→ DATA ENTRIES:
..........

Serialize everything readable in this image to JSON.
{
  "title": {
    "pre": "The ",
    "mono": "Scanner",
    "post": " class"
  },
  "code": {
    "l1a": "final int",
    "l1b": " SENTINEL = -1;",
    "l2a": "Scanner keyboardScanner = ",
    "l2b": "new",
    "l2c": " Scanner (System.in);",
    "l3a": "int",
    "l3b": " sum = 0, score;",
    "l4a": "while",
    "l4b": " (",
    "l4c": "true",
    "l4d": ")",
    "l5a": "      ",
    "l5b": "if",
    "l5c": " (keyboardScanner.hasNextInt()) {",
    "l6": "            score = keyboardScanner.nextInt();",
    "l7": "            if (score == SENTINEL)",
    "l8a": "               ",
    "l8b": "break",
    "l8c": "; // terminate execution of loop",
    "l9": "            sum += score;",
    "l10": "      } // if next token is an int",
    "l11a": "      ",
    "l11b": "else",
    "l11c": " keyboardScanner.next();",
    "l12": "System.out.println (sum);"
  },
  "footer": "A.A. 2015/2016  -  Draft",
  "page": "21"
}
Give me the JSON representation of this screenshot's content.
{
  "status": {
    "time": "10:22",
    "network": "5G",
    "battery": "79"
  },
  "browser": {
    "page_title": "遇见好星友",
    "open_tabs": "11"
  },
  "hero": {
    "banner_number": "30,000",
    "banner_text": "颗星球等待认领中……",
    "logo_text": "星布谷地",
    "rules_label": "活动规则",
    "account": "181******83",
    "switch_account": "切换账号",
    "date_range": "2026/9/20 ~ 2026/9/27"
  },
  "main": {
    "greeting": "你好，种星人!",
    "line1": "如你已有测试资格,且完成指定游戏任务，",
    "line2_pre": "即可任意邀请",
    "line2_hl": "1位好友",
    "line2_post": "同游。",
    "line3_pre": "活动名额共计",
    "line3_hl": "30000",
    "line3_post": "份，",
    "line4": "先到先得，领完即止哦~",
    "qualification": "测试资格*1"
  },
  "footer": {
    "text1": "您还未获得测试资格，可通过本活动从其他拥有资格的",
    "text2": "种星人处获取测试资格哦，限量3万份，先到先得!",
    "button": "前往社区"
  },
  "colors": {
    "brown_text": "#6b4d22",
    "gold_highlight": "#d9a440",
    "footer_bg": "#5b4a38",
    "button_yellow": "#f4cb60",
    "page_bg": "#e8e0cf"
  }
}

..........

Reproduce the entries above in full, verbatim.

→ SOLUTION TO THE PROBLEM:
Serialize everything readable in this image to JSON.
{
  "title": {
    "pre": "The ",
    "mono": "Scanner",
    "post": " class"
  },
  "code": {
    "l1a": "final int",
    "l1b": " SENTINEL = -1;",
    "l2a": "Scanner keyboardScanner = ",
    "l2b": "new",
    "l2c": " Scanner (System.in);",
    "l3a": "int",
    "l3b": " sum = 0, score;",
    "l4a": "while",
    "l4b": " (",
    "l4c": "true",
    "l4d": ")",
    "l5a": "      ",
    "l5b": "if",
    "l5c": " (keyboardScanner.hasNextInt()) {",
    "l6": "            score = keyboardScanner.nextInt();",
    "l7": "            if (score == SENTINEL)",
    "l8a": "               ",
    "l8b": "break",
    "l8c": "; // terminate execution of loop",
    "l9": "            sum += score;",
    "l10": "      } // if next token is an int",
    "l11a": "      ",
    "l11b": "else",
    "l11c": " keyboardScanner.next();",
    "l12": "System.out.println (sum);"
  },
  "footer": "A.A. 2015/2016  -  Draft",
  "page": "21"
}
Give me the JSON representation of this screenshot's content.
{
  "status": {
    "time": "10:22",
    "network": "5G",
    "battery": "79"
  },
  "browser": {
    "page_title": "遇见好星友",
    "open_tabs": "11"
  },
  "hero": {
    "banner_number": "30,000",
    "banner_text": "颗星球等待认领中……",
    "logo_text": "星布谷地",
    "rules_label": "活动规则",
    "account": "181******83",
    "switch_account": "切换账号",
    "date_range": "2026/9/20 ~ 2026/9/27"
  },
  "main": {
    "greeting": "你好，种星人!",
    "line1": "如你已有测试资格,且完成指定游戏任务，",
    "line2_pre": "即可任意邀请",
    "line2_hl": "1位好友",
    "line2_post": "同游。",
    "line3_pre": "活动名额共计",
    "line3_hl": "30000",
    "line3_post": "份，",
    "line4": "先到先得，领完即止哦~",
    "qualification": "测试资格*1"
  },
  "footer": {
    "text1": "您还未获得测试资格，可通过本活动从其他拥有资格的",
    "text2": "种星人处获取测试资格哦，限量3万份，先到先得!",
    "button": "前往社区"
  },
  "colors": {
    "brown_text": "#6b4d22",
    "gold_highlight": "#d9a440",
    "footer_bg": "#5b4a38",
    "button_yellow": "#f4cb60",
    "page_bg": "#e8e0cf"
  }
}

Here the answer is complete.